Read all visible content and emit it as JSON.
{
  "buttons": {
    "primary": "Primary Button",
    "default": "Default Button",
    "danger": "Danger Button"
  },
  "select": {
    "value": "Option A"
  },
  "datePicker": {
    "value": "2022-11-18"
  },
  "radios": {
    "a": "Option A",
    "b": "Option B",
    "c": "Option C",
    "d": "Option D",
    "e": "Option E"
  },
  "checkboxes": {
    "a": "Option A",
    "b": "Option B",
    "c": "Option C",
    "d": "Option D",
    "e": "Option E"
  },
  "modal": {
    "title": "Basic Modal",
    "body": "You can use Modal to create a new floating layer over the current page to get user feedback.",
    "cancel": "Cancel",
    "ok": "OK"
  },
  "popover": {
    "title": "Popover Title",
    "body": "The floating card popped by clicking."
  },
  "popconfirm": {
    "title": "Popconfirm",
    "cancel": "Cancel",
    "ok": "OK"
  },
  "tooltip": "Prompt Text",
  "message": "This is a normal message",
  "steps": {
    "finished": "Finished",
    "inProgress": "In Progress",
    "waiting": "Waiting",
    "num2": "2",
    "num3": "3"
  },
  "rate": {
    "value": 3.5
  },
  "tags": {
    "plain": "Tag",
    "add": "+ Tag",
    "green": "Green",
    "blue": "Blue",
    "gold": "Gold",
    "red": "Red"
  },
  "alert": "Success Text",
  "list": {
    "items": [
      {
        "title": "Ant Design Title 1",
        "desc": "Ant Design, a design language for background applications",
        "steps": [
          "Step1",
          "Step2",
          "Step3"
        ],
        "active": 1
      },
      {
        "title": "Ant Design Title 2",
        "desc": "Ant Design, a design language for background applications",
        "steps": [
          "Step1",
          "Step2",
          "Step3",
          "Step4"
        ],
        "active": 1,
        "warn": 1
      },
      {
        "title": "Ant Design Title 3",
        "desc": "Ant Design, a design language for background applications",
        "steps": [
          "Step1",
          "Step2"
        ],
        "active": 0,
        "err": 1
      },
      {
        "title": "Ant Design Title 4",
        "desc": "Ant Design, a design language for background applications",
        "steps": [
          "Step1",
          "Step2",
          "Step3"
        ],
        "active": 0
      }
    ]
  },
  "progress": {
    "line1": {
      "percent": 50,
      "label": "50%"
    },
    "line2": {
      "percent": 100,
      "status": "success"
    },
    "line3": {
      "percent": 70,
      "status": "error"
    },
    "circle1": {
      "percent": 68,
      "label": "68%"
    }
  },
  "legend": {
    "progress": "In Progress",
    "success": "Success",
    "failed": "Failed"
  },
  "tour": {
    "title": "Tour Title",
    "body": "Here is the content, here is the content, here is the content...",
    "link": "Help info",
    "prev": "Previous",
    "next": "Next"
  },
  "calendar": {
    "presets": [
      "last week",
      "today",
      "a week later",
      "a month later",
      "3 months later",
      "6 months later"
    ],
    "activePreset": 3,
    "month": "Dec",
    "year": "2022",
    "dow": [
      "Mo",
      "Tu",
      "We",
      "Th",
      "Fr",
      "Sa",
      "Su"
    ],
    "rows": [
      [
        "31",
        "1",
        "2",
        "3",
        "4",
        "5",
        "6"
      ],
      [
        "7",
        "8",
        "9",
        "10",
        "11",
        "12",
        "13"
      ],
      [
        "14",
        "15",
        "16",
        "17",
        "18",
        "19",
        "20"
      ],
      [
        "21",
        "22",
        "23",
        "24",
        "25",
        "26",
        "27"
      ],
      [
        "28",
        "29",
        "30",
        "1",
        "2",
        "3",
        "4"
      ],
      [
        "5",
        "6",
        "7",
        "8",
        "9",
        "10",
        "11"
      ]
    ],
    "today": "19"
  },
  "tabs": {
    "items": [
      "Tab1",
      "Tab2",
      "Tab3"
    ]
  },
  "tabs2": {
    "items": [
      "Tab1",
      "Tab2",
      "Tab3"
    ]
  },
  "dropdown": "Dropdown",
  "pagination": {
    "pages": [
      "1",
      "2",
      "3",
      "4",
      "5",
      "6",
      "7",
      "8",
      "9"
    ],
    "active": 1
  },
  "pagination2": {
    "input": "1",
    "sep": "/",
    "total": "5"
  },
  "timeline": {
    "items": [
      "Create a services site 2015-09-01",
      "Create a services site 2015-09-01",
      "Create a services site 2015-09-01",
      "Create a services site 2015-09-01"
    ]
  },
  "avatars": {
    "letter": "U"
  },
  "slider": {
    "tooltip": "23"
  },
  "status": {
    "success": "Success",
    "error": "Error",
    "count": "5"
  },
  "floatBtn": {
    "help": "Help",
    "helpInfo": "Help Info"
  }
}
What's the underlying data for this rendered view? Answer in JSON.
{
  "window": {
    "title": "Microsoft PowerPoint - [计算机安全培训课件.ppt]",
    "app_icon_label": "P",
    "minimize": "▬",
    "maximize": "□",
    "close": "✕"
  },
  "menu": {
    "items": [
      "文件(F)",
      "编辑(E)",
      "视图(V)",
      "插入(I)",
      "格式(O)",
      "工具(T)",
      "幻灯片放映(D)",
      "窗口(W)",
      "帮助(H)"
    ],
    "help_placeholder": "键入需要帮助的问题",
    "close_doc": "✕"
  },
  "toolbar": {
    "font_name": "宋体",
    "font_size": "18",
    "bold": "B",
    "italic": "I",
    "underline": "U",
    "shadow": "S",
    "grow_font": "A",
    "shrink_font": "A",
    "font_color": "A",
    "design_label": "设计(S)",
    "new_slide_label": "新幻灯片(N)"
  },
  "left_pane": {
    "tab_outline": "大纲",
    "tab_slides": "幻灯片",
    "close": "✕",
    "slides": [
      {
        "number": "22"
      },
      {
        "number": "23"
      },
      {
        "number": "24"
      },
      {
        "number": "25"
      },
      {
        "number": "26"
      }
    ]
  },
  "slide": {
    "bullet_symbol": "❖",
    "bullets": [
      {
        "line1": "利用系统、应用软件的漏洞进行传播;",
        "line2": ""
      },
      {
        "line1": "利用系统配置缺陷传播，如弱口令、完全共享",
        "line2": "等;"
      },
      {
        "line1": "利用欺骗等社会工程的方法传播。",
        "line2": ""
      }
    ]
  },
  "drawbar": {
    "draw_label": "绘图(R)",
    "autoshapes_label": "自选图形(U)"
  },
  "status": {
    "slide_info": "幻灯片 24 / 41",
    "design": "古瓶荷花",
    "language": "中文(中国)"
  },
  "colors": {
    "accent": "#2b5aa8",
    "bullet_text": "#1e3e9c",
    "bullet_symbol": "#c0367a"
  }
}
☆ ☆ ☆ ☆
_Stated task:_ Output the data above exactly, please, line for line.

_Solution to the exercise:_
Read all visible content and emit it as JSON.
{
  "buttons": {
    "primary": "Primary Button",
    "default": "Default Button",
    "danger": "Danger Button"
  },
  "select": {
    "value": "Option A"
  },
  "datePicker": {
    "value": "2022-11-18"
  },
  "radios": {
    "a": "Option A",
    "b": "Option B",
    "c": "Option C",
    "d": "Option D",
    "e": "Option E"
  },
  "checkboxes": {
    "a": "Option A",
    "b": "Option B",
    "c": "Option C",
    "d": "Option D",
    "e": "Option E"
  },
  "modal": {
    "title": "Basic Modal",
    "body": "You can use Modal to create a new floating layer over the current page to get user feedback.",
    "cancel": "Cancel",
    "ok": "OK"
  },
  "popover": {
    "title": "Popover Title",
    "body": "The floating card popped by clicking."
  },
  "popconfirm": {
    "title": "Popconfirm",
    "cancel": "Cancel",
    "ok": "OK"
  },
  "tooltip": "Prompt Text",
  "message": "This is a normal message",
  "steps": {
    "finished": "Finished",
    "inProgress": "In Progress",
    "waiting": "Waiting",
    "num2": "2",
    "num3": "3"
  },
  "rate": {
    "value": 3.5
  },
  "tags": {
    "plain": "Tag",
    "add": "+ Tag",
    "green": "Green",
    "blue": "Blue",
    "gold": "Gold",
    "red": "Red"
  },
  "alert": "Success Text",
  "list": {
    "items": [
      {
        "title": "Ant Design Title 1",
        "desc": "Ant Design, a design language for background applications",
        "steps": [
          "Step1",
          "Step2",
          "Step3"
        ],
        "active": 1
      },
      {
        "title": "Ant Design Title 2",
        "desc": "Ant Design, a design language for background applications",
        "steps": [
          "Step1",
          "Step2",
          "Step3",
          "Step4"
        ],
        "active": 1,
        "warn": 1
      },
      {
        "title": "Ant Design Title 3",
        "desc": "Ant Design, a design language for background applications",
        "steps": [
          "Step1",
          "Step2"
        ],
        "active": 0,
        "err": 1
      },
      {
        "title": "Ant Design Title 4",
        "desc": "Ant Design, a design language for background applications",
        "steps": [
          "Step1",
          "Step2",
          "Step3"
        ],
        "active": 0
      }
    ]
  },
  "progress": {
    "line1": {
      "percent": 50,
      "label": "50%"
    },
    "line2": {
      "percent": 100,
      "status": "success"
    },
    "line3": {
      "percent": 70,
      "status": "error"
    },
    "circle1": {
      "percent": 68,
      "label": "68%"
    }
  },
  "legend": {
    "progress": "In Progress",
    "success": "Success",
    "failed": "Failed"
  },
  "tour": {
    "title": "Tour Title",
    "body": "Here is the content, here is the content, here is the content...",
    "link": "Help info",
    "prev": "Previous",
    "next": "Next"
  },
  "calendar": {
    "presets": [
      "last week",
      "today",
      "a week later",
      "a month later",
      "3 months later",
      "6 months later"
    ],
    "activePreset": 3,
    "month": "Dec",
    "year": "2022",
    "dow": [
      "Mo",
      "Tu",
      "We",
      "Th",
      "Fr",
      "Sa",
      "Su"
    ],
    "rows": [
      [
        "31",
        "1",
        "2",
        "3",
        "4",
        "5",
        "6"
      ],
      [
        "7",
        "8",
        "9",
        "10",
        "11",
        "12",
        "13"
      ],
      [
        "14",
        "15",
        "16",
        "17",
        "18",
        "19",
        "20"
      ],
      [
        "21",
        "22",
        "23",
        "24",
        "25",
        "26",
        "27"
      ],
      [
        "28",
        "29",
        "30",
        "1",
        "2",
        "3",
        "4"
      ],
      [
        "5",
        "6",
        "7",
        "8",
        "9",
        "10",
        "11"
      ]
    ],
    "today": "19"
  },
  "tabs": {
    "items": [
      "Tab1",
      "Tab2",
      "Tab3"
    ]
  },
  "tabs2": {
    "items": [
      "Tab1",
      "Tab2",
      "Tab3"
    ]
  },
  "dropdown": "Dropdown",
  "pagination": {
    "pages": [
      "1",
      "2",
      "3",
      "4",
      "5",
      "6",
      "7",
      "8",
      "9"
    ],
    "active": 1
  },
  "pagination2": {
    "input": "1",
    "sep": "/",
    "total": "5"
  },
  "timeline": {
    "items": [
      "Create a services site 2015-09-01",
      "Create a services site 2015-09-01",
      "Create a services site 2015-09-01",
      "Create a services site 2015-09-01"
    ]
  },
  "avatars": {
    "letter": "U"
  },
  "slider": {
    "tooltip": "23"
  },
  "status": {
    "success": "Success",
    "error": "Error",
    "count": "5"
  },
  "floatBtn": {
    "help": "Help",
    "helpInfo": "Help Info"
  }
}
What's the underlying data for this rendered view? Answer in JSON.
{
  "window": {
    "title": "Microsoft PowerPoint - [计算机安全培训课件.ppt]",
    "app_icon_label": "P",
    "minimize": "▬",
    "maximize": "□",
    "close": "✕"
  },
  "menu": {
    "items": [
      "文件(F)",
      "编辑(E)",
      "视图(V)",
      "插入(I)",
      "格式(O)",
      "工具(T)",
      "幻灯片放映(D)",
      "窗口(W)",
      "帮助(H)"
    ],
    "help_placeholder": "键入需要帮助的问题",
    "close_doc": "✕"
  },
  "toolbar": {
    "font_name": "宋体",
    "font_size": "18",
    "bold": "B",
    "italic": "I",
    "underline": "U",
    "shadow": "S",
    "grow_font": "A",
    "shrink_font": "A",
    "font_color": "A",
    "design_label": "设计(S)",
    "new_slide_label": "新幻灯片(N)"
  },
  "left_pane": {
    "tab_outline": "大纲",
    "tab_slides": "幻灯片",
    "close": "✕",
    "slides": [
      {
        "number": "22"
      },
      {
        "number": "23"
      },
      {
        "number": "24"
      },
      {
        "number": "25"
      },
      {
        "number": "26"
      }
    ]
  },
  "slide": {
    "bullet_symbol": "❖",
    "bullets": [
      {
        "line1": "利用系统、应用软件的漏洞进行传播;",
        "line2": ""
      },
      {
        "line1": "利用系统配置缺陷传播，如弱口令、完全共享",
        "line2": "等;"
      },
      {
        "line1": "利用欺骗等社会工程的方法传播。",
        "line2": ""
      }
    ]
  },
  "drawbar": {
    "draw_label": "绘图(R)",
    "autoshapes_label": "自选图形(U)"
  },
  "status": {
    "slide_info": "幻灯片 24 / 41",
    "design": "古瓶荷花",
    "language": "中文(中国)"
  },
  "colors": {
    "accent": "#2b5aa8",
    "bullet_text": "#1e3e9c",
    "bullet_symbol": "#c0367a"
  }
}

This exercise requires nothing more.